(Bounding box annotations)
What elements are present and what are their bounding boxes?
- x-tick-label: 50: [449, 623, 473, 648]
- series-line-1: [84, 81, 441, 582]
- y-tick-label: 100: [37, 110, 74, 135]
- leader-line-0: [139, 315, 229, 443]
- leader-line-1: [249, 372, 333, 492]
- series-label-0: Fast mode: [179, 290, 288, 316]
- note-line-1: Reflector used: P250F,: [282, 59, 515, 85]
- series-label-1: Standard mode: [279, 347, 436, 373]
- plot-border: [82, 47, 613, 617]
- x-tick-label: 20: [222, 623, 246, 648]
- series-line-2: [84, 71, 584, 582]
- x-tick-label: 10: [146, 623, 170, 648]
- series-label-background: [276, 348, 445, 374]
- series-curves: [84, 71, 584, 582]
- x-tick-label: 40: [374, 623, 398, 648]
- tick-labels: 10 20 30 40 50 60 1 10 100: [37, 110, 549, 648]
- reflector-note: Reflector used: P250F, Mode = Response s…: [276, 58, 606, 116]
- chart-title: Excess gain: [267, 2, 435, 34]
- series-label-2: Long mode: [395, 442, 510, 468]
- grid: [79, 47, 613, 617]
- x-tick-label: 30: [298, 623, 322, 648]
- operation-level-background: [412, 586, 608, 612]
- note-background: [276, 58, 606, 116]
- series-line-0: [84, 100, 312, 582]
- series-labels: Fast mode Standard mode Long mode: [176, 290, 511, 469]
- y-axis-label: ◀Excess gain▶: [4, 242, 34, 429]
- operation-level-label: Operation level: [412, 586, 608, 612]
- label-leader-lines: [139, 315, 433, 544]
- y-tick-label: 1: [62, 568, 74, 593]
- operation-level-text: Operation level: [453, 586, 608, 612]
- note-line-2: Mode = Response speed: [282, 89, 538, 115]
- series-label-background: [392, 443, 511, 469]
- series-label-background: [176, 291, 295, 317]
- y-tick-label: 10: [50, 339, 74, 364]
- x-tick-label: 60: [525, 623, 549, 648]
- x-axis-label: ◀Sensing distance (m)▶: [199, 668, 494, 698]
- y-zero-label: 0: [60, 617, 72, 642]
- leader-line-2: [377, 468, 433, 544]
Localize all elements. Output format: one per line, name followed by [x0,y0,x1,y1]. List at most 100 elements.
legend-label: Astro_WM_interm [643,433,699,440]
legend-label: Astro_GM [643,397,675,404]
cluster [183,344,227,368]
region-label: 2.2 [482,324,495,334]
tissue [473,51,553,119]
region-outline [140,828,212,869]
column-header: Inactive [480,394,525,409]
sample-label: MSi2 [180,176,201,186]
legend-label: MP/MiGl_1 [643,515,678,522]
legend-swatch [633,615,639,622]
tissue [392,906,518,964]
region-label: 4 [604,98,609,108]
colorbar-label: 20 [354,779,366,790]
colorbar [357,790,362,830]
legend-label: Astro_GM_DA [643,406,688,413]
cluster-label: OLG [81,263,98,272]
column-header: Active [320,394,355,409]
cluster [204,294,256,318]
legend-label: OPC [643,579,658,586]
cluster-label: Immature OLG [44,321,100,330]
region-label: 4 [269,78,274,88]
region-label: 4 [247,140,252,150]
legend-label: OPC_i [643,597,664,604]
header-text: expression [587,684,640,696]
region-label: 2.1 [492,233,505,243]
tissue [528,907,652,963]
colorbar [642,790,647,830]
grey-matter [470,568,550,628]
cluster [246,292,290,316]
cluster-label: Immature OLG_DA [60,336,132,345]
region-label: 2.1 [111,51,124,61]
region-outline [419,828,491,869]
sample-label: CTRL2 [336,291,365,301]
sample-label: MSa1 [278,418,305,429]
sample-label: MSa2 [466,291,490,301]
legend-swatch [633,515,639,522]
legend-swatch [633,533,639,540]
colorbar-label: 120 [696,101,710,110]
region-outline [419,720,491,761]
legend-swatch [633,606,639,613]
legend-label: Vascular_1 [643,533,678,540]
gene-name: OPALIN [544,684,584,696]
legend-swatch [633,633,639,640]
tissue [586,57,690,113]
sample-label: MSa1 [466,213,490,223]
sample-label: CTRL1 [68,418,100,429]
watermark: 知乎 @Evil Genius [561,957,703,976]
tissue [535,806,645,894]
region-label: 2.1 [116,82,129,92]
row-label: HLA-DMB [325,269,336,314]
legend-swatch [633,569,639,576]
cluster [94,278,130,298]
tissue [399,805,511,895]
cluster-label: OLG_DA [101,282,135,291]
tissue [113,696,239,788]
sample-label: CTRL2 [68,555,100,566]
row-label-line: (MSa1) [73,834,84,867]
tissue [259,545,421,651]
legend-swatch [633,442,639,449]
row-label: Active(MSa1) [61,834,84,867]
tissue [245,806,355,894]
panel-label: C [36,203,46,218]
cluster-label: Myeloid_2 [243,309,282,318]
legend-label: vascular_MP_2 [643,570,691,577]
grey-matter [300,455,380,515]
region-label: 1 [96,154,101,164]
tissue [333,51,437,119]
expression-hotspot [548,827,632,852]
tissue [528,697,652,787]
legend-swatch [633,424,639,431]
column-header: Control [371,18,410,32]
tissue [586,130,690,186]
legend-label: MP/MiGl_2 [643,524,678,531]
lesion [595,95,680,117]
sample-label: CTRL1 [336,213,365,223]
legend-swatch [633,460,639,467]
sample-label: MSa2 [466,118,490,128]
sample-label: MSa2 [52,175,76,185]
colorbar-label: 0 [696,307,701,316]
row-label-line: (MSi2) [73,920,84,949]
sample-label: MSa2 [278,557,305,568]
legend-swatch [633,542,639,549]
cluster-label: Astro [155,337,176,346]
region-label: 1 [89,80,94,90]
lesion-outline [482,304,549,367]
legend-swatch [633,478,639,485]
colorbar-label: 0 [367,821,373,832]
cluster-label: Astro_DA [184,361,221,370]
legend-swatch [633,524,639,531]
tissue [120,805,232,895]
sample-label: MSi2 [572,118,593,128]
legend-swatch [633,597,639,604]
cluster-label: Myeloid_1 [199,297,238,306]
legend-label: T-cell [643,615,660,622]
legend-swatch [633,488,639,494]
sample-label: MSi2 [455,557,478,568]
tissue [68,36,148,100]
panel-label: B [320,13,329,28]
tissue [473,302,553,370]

WHAT IS REQUIRED: Please reproduce the material from its start through the line containing "- operation-level-text: Operation", substituting "Signal margin" for each "Excess gain" and changing nothing else.

THE RESULT:
What elements are present and what are their bounding boxes?
- x-tick-label: 50: [449, 623, 473, 648]
- series-line-1: [84, 81, 441, 582]
- y-tick-label: 100: [37, 110, 74, 135]
- leader-line-0: [139, 315, 229, 443]
- leader-line-1: [249, 372, 333, 492]
- series-label-0: Fast mode: [179, 290, 288, 316]
- note-line-1: Reflector used: P250F,: [282, 59, 515, 85]
- series-label-1: Standard mode: [279, 347, 436, 373]
- plot-border: [82, 47, 613, 617]
- x-tick-label: 20: [222, 623, 246, 648]
- series-line-2: [84, 71, 584, 582]
- x-tick-label: 10: [146, 623, 170, 648]
- series-label-background: [276, 348, 445, 374]
- series-curves: [84, 71, 584, 582]
- x-tick-label: 40: [374, 623, 398, 648]
- tick-labels: 10 20 30 40 50 60 1 10 100: [37, 110, 549, 648]
- reflector-note: Reflector used: P250F, Mode = Response s…: [276, 58, 606, 116]
- chart-title: Signal margin: [267, 2, 435, 34]
- series-label-2: Long mode: [395, 442, 510, 468]
- grid: [79, 47, 613, 617]
- x-tick-label: 30: [298, 623, 322, 648]
- operation-level-background: [412, 586, 608, 612]
- note-background: [276, 58, 606, 116]
- series-line-0: [84, 100, 312, 582]
- series-labels: Fast mode Standard mode Long mode: [176, 290, 511, 469]
- y-axis-label: ◀Signal margin▶: [4, 242, 34, 429]
- operation-level-label: Operation level: [412, 586, 608, 612]
- label-leader-lines: [139, 315, 433, 544]
- y-tick-label: 1: [62, 568, 74, 593]
- operation-level-text: Operation level: [453, 586, 608, 612]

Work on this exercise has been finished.